Figure content listings
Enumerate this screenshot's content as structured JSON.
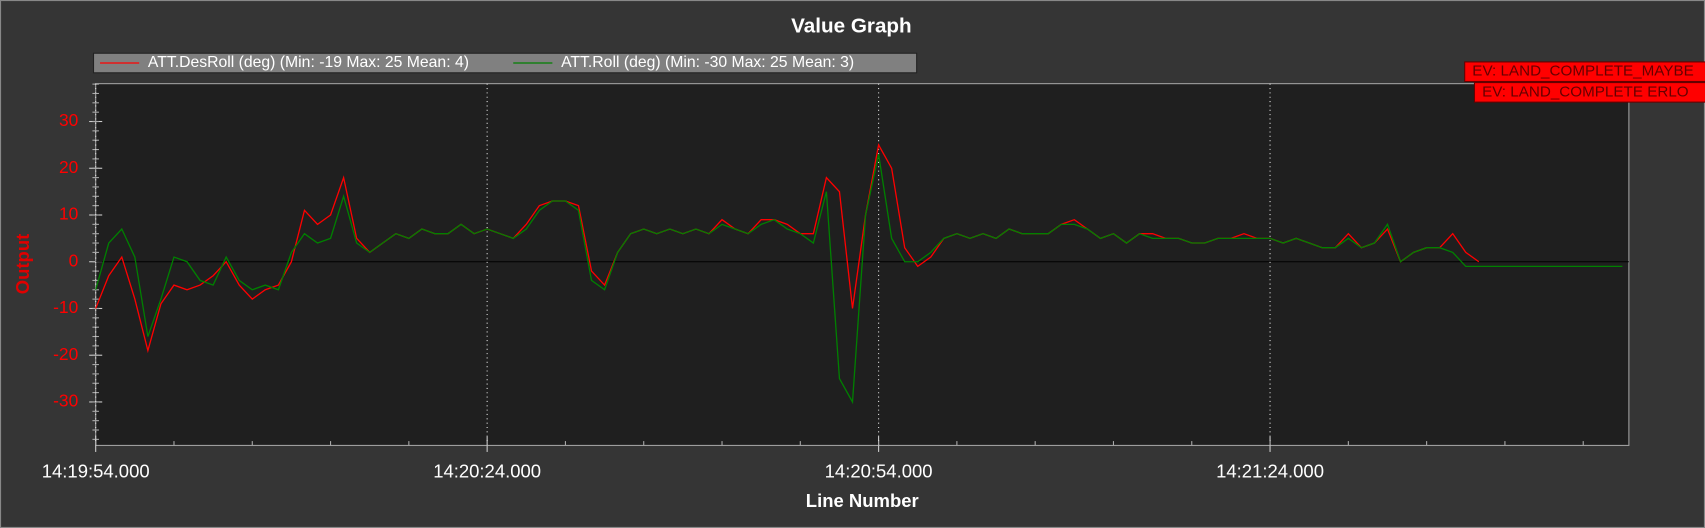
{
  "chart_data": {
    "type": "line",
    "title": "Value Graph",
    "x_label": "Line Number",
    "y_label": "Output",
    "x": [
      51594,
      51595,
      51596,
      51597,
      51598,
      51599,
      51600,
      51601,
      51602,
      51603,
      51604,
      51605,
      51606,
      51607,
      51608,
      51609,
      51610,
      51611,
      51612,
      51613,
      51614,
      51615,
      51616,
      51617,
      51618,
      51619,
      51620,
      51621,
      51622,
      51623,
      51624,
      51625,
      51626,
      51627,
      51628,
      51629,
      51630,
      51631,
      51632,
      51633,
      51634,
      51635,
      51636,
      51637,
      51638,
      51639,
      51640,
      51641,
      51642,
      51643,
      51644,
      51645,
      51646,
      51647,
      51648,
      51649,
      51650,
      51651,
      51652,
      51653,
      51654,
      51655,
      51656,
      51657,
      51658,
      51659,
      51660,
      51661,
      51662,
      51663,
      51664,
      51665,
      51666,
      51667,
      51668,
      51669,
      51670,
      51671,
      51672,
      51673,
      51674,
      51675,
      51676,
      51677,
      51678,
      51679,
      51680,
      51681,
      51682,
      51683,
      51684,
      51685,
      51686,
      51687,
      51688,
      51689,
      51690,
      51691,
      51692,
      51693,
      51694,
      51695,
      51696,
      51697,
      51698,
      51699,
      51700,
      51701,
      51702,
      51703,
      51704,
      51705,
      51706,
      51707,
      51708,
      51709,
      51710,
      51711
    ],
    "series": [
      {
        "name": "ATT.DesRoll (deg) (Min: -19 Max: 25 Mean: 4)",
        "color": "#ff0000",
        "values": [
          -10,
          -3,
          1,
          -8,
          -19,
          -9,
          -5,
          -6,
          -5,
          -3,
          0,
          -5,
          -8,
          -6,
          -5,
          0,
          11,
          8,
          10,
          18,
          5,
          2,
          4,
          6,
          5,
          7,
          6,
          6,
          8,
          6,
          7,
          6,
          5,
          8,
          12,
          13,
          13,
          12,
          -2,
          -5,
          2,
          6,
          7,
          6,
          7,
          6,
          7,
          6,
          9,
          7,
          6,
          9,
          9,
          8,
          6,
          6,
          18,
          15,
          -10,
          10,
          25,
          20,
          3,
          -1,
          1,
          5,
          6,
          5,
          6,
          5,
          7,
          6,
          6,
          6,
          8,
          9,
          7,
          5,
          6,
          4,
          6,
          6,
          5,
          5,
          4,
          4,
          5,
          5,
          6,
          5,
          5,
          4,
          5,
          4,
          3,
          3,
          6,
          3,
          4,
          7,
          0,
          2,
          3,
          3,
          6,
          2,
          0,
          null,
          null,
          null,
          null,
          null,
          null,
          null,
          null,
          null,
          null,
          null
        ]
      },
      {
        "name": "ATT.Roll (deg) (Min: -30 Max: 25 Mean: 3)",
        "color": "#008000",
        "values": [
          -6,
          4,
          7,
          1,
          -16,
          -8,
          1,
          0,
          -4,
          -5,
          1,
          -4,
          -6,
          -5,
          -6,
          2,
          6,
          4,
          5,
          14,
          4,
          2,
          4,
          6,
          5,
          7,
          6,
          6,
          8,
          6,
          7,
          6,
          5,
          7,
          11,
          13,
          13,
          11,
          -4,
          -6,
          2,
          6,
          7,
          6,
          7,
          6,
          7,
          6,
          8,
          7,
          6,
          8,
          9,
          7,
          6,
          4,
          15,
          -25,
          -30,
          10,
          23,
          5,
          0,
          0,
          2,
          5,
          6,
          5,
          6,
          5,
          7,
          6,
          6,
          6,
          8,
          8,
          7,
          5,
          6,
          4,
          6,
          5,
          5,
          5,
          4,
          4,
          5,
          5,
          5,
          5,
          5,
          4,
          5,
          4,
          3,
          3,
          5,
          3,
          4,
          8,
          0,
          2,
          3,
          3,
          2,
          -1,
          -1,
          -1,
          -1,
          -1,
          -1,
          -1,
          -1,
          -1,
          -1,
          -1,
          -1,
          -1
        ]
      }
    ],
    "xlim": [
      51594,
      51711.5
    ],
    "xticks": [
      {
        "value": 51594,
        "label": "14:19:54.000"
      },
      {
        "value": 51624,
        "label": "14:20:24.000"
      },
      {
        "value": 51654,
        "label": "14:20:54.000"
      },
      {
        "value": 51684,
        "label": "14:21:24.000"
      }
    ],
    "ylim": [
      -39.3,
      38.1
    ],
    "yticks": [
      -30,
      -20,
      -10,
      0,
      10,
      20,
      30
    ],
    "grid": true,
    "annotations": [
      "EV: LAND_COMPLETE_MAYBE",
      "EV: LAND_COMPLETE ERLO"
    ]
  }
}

**What is required**. Without the pictures, output the full listing exactly as it stands.

**Answer for the task**.
Enumerate this screenshot's content as structured JSON.
{
  "chart_data": {
    "type": "line",
    "title": "Value Graph",
    "x_label": "Line Number",
    "y_label": "Output",
    "x": [
      51594,
      51595,
      51596,
      51597,
      51598,
      51599,
      51600,
      51601,
      51602,
      51603,
      51604,
      51605,
      51606,
      51607,
      51608,
      51609,
      51610,
      51611,
      51612,
      51613,
      51614,
      51615,
      51616,
      51617,
      51618,
      51619,
      51620,
      51621,
      51622,
      51623,
      51624,
      51625,
      51626,
      51627,
      51628,
      51629,
      51630,
      51631,
      51632,
      51633,
      51634,
      51635,
      51636,
      51637,
      51638,
      51639,
      51640,
      51641,
      51642,
      51643,
      51644,
      51645,
      51646,
      51647,
      51648,
      51649,
      51650,
      51651,
      51652,
      51653,
      51654,
      51655,
      51656,
      51657,
      51658,
      51659,
      51660,
      51661,
      51662,
      51663,
      51664,
      51665,
      51666,
      51667,
      51668,
      51669,
      51670,
      51671,
      51672,
      51673,
      51674,
      51675,
      51676,
      51677,
      51678,
      51679,
      51680,
      51681,
      51682,
      51683,
      51684,
      51685,
      51686,
      51687,
      51688,
      51689,
      51690,
      51691,
      51692,
      51693,
      51694,
      51695,
      51696,
      51697,
      51698,
      51699,
      51700,
      51701,
      51702,
      51703,
      51704,
      51705,
      51706,
      51707,
      51708,
      51709,
      51710,
      51711
    ],
    "series": [
      {
        "name": "ATT.DesRoll (deg) (Min: -19 Max: 25 Mean: 4)",
        "color": "#ff0000",
        "values": [
          -10,
          -3,
          1,
          -8,
          -19,
          -9,
          -5,
          -6,
          -5,
          -3,
          0,
          -5,
          -8,
          -6,
          -5,
          0,
          11,
          8,
          10,
          18,
          5,
          2,
          4,
          6,
          5,
          7,
          6,
          6,
          8,
          6,
          7,
          6,
          5,
          8,
          12,
          13,
          13,
          12,
          -2,
          -5,
          2,
          6,
          7,
          6,
          7,
          6,
          7,
          6,
          9,
          7,
          6,
          9,
          9,
          8,
          6,
          6,
          18,
          15,
          -10,
          10,
          25,
          20,
          3,
          -1,
          1,
          5,
          6,
          5,
          6,
          5,
          7,
          6,
          6,
          6,
          8,
          9,
          7,
          5,
          6,
          4,
          6,
          6,
          5,
          5,
          4,
          4,
          5,
          5,
          6,
          5,
          5,
          4,
          5,
          4,
          3,
          3,
          6,
          3,
          4,
          7,
          0,
          2,
          3,
          3,
          6,
          2,
          0,
          null,
          null,
          null,
          null,
          null,
          null,
          null,
          null,
          null,
          null,
          null
        ]
      },
      {
        "name": "ATT.Roll (deg) (Min: -30 Max: 25 Mean: 3)",
        "color": "#008000",
        "values": [
          -6,
          4,
          7,
          1,
          -16,
          -8,
          1,
          0,
          -4,
          -5,
          1,
          -4,
          -6,
          -5,
          -6,
          2,
          6,
          4,
          5,
          14,
          4,
          2,
          4,
          6,
          5,
          7,
          6,
          6,
          8,
          6,
          7,
          6,
          5,
          7,
          11,
          13,
          13,
          11,
          -4,
          -6,
          2,
          6,
          7,
          6,
          7,
          6,
          7,
          6,
          8,
          7,
          6,
          8,
          9,
          7,
          6,
          4,
          15,
          -25,
          -30,
          10,
          23,
          5,
          0,
          0,
          2,
          5,
          6,
          5,
          6,
          5,
          7,
          6,
          6,
          6,
          8,
          8,
          7,
          5,
          6,
          4,
          6,
          5,
          5,
          5,
          4,
          4,
          5,
          5,
          5,
          5,
          5,
          4,
          5,
          4,
          3,
          3,
          5,
          3,
          4,
          8,
          0,
          2,
          3,
          3,
          2,
          -1,
          -1,
          -1,
          -1,
          -1,
          -1,
          -1,
          -1,
          -1,
          -1,
          -1,
          -1,
          -1
        ]
      }
    ],
    "xlim": [
      51594,
      51711.5
    ],
    "xticks": [
      {
        "value": 51594,
        "label": "14:19:54.000"
      },
      {
        "value": 51624,
        "label": "14:20:24.000"
      },
      {
        "value": 51654,
        "label": "14:20:54.000"
      },
      {
        "value": 51684,
        "label": "14:21:24.000"
      }
    ],
    "ylim": [
      -39.3,
      38.1
    ],
    "yticks": [
      -30,
      -20,
      -10,
      0,
      10,
      20,
      30
    ],
    "grid": true,
    "annotations": [
      "EV: LAND_COMPLETE_MAYBE",
      "EV: LAND_COMPLETE ERLO"
    ]
  }
}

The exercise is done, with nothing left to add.